Your instructions
Read the records and gather each line that includes "ISBN".

Information given

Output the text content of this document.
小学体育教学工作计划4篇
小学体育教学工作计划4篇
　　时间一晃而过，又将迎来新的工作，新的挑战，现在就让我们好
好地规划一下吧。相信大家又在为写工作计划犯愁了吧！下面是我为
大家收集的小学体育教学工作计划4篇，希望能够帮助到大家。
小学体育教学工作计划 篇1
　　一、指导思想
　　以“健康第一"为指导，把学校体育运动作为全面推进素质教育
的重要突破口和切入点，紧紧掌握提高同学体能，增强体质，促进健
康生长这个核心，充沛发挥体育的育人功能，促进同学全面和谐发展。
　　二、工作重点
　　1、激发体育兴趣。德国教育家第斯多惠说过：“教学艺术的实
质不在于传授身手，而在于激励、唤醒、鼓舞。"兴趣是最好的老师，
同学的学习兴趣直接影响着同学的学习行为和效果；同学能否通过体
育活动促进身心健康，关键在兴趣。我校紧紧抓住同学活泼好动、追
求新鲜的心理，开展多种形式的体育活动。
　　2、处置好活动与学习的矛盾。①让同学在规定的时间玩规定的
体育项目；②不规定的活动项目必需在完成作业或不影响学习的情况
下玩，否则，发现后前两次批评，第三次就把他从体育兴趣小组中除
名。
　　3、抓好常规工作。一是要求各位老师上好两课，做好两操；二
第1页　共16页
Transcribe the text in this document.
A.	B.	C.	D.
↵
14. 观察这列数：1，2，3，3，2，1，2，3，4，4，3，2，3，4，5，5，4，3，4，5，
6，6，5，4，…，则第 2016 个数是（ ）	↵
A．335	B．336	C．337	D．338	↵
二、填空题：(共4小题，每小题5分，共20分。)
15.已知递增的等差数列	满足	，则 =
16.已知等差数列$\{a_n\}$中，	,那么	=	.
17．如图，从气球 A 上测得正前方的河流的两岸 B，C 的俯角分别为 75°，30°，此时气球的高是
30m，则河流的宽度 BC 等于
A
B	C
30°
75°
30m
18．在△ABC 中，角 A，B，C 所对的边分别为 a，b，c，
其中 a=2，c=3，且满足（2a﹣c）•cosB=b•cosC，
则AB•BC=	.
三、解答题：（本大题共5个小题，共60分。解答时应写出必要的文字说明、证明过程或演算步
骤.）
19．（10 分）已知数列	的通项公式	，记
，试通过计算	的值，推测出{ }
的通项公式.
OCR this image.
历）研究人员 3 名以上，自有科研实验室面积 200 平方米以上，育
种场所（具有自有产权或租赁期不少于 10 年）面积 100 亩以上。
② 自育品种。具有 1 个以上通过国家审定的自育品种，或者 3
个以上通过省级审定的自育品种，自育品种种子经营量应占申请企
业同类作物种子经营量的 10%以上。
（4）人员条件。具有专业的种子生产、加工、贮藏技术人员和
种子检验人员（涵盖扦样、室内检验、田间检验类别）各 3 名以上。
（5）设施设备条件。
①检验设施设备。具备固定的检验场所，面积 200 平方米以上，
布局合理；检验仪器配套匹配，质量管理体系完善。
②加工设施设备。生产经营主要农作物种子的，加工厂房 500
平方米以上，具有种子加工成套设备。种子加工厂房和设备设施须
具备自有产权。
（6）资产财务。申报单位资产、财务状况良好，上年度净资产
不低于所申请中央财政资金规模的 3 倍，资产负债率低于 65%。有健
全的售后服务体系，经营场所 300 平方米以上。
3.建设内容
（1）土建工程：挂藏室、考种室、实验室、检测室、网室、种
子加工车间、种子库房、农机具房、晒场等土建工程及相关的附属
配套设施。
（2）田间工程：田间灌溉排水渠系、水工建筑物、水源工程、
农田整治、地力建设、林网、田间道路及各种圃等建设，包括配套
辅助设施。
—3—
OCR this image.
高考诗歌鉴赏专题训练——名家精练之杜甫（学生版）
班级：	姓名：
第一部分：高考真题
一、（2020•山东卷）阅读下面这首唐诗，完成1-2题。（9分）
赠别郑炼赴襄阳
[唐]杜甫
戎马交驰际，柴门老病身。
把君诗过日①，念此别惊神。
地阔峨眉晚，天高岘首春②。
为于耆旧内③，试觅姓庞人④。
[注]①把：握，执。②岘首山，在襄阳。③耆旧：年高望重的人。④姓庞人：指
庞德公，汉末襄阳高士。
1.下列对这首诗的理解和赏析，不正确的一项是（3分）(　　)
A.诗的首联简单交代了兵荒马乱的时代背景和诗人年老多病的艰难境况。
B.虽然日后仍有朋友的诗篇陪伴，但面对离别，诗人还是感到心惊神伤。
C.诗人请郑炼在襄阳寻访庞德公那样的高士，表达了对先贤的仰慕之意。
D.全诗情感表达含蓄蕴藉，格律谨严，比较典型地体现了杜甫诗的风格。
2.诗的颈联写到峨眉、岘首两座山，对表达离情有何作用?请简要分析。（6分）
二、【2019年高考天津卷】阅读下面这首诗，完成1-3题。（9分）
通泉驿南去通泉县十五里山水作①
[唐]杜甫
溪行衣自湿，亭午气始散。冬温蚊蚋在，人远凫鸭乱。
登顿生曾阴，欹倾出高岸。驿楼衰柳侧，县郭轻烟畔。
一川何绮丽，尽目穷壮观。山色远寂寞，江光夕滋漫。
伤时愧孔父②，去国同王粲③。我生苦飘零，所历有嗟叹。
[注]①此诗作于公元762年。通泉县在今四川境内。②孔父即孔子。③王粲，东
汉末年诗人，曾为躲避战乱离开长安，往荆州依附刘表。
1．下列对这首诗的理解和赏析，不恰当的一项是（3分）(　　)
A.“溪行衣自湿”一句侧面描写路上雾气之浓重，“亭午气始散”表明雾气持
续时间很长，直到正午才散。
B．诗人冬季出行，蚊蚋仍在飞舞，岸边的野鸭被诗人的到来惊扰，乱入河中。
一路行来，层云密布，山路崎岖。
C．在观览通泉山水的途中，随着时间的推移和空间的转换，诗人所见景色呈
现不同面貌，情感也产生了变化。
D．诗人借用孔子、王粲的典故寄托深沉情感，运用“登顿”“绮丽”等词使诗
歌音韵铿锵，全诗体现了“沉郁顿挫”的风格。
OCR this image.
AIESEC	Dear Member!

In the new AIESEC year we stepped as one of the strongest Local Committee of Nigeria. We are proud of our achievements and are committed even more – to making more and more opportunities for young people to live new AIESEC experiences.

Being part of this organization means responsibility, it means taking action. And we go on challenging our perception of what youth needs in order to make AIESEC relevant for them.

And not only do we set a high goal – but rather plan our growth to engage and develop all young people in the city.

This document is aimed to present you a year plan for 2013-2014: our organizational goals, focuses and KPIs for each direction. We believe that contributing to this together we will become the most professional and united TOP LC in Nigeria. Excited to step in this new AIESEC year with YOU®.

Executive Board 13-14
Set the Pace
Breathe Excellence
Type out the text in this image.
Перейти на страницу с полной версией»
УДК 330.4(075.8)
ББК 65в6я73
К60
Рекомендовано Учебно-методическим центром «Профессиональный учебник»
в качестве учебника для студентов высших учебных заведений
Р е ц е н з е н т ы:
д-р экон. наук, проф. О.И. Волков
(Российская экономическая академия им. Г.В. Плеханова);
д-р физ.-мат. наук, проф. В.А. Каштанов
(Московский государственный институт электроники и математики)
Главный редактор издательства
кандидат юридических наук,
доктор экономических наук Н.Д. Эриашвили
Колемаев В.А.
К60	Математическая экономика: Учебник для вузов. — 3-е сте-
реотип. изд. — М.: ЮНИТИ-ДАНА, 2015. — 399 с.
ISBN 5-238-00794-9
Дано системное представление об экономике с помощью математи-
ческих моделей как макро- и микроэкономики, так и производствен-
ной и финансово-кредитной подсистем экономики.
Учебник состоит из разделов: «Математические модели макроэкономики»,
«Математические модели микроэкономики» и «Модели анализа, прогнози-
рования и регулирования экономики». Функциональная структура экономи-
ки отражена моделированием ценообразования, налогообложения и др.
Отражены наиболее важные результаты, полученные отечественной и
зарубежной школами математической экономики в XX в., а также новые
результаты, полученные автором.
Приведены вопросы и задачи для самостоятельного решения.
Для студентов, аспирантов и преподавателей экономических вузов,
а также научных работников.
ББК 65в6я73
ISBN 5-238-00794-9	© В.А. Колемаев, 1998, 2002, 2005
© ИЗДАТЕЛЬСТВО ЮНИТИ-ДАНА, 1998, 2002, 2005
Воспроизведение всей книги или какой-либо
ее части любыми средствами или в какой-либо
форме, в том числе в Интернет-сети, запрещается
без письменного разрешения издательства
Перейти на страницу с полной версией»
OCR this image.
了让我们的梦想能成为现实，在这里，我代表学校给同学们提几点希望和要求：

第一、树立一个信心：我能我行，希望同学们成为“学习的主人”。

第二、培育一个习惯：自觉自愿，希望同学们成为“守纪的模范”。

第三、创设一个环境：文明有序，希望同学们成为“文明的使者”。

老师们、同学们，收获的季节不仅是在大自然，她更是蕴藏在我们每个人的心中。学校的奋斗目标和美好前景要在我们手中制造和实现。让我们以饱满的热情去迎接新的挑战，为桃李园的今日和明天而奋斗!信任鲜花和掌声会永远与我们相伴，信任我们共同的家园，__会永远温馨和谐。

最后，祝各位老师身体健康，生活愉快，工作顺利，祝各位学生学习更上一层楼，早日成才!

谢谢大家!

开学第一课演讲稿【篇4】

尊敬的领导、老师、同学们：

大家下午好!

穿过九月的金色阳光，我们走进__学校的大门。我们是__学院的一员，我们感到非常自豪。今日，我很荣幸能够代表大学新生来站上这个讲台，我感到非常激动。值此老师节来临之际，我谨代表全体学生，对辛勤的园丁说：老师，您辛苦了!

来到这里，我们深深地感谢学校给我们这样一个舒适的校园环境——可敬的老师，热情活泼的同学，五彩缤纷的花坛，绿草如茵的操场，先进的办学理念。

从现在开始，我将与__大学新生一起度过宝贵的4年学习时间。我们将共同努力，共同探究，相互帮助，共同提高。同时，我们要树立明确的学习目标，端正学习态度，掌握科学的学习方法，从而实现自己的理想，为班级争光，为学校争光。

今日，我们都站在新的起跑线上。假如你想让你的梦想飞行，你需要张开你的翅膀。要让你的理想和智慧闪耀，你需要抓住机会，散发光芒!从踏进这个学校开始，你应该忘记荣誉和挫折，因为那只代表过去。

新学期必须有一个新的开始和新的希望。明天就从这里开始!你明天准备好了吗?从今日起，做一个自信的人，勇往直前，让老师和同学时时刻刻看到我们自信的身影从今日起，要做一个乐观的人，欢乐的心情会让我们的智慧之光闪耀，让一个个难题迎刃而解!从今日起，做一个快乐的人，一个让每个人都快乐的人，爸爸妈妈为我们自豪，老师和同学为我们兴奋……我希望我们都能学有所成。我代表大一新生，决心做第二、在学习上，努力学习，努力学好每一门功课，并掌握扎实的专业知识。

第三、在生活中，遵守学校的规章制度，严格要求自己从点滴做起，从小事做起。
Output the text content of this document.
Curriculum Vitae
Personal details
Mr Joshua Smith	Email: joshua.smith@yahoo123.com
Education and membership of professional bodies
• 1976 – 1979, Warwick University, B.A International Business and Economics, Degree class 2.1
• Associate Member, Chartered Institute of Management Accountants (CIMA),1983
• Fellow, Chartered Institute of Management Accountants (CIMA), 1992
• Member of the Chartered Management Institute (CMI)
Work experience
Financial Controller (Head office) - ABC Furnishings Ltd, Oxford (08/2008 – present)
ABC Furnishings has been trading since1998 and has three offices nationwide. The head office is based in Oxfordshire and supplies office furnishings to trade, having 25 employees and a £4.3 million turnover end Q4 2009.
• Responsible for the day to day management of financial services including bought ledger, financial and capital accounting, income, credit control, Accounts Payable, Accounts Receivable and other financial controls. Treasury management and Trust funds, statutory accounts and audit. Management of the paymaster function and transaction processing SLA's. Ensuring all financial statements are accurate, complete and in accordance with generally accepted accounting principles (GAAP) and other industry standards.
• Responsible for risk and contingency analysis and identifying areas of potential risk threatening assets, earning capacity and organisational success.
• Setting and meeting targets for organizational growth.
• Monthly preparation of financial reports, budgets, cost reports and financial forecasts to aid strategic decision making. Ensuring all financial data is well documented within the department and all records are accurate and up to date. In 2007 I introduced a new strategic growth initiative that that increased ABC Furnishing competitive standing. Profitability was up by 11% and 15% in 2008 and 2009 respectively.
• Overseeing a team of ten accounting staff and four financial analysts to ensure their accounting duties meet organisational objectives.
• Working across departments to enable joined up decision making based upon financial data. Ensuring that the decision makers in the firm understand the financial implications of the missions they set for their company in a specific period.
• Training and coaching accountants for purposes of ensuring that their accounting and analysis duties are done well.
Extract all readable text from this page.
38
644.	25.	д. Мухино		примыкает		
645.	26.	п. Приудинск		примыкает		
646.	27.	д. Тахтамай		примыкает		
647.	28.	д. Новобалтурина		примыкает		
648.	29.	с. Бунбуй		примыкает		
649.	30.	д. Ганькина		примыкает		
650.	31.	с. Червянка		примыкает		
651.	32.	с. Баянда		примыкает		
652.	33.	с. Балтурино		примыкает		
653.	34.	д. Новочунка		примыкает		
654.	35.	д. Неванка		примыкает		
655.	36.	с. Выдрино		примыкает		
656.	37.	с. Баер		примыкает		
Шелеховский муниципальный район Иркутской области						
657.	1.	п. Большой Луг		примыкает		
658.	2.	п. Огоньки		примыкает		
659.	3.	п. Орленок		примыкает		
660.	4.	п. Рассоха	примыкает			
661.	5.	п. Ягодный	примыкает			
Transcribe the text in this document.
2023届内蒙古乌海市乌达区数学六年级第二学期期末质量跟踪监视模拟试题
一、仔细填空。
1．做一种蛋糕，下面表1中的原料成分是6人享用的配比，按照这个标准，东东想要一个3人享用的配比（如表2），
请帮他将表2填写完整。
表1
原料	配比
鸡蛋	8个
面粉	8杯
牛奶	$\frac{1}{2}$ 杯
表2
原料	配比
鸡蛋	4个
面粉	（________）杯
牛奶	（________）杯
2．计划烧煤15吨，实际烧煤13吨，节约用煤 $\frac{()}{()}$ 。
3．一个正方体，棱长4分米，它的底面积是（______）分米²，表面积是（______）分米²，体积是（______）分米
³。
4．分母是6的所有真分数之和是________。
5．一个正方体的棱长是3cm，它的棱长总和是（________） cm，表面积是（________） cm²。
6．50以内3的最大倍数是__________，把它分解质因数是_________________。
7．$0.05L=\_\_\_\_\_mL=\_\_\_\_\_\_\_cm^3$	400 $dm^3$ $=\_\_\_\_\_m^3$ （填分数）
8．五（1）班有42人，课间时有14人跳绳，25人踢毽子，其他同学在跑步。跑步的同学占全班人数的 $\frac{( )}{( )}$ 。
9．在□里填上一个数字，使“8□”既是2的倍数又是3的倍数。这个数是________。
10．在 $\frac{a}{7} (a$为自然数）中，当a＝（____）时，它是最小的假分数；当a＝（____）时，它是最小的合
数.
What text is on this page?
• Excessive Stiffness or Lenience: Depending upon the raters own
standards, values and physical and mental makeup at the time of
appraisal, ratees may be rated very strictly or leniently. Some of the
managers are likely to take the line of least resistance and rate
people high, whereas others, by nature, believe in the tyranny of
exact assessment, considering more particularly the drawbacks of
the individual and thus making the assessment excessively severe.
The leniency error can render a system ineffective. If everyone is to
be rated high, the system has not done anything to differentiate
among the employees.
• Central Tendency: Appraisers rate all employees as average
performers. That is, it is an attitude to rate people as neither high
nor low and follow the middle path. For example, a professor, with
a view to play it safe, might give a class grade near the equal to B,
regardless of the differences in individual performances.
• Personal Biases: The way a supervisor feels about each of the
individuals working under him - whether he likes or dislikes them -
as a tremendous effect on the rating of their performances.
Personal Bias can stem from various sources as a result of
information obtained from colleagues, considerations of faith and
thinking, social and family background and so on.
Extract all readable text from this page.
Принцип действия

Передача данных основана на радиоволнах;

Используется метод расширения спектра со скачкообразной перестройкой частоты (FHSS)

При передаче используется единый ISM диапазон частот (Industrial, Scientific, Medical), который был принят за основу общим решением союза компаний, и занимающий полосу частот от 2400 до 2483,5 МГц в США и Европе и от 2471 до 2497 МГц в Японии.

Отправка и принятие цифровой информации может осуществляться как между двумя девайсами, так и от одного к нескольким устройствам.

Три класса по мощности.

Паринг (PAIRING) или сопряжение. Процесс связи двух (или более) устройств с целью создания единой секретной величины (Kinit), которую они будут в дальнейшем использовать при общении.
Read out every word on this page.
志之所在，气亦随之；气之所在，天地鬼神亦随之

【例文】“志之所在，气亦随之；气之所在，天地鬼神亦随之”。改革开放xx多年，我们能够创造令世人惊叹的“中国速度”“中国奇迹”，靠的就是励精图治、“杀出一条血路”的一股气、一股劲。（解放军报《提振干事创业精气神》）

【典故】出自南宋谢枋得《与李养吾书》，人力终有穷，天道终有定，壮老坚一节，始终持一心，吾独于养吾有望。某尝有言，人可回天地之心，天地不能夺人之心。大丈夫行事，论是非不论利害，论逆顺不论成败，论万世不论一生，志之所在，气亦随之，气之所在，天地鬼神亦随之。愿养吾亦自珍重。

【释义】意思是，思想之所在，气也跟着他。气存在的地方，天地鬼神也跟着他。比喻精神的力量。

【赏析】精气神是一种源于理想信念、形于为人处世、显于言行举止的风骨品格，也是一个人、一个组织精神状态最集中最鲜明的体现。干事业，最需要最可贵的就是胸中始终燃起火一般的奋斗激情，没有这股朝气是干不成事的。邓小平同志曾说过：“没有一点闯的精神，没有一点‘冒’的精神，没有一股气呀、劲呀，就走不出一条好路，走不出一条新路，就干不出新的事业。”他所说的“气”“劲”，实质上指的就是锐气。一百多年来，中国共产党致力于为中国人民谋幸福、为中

Finished answer
ISBN 5-238-00794-9
ISBN 5-238-00794-9	© В.А. Колемаев, 1998, 2002, 2005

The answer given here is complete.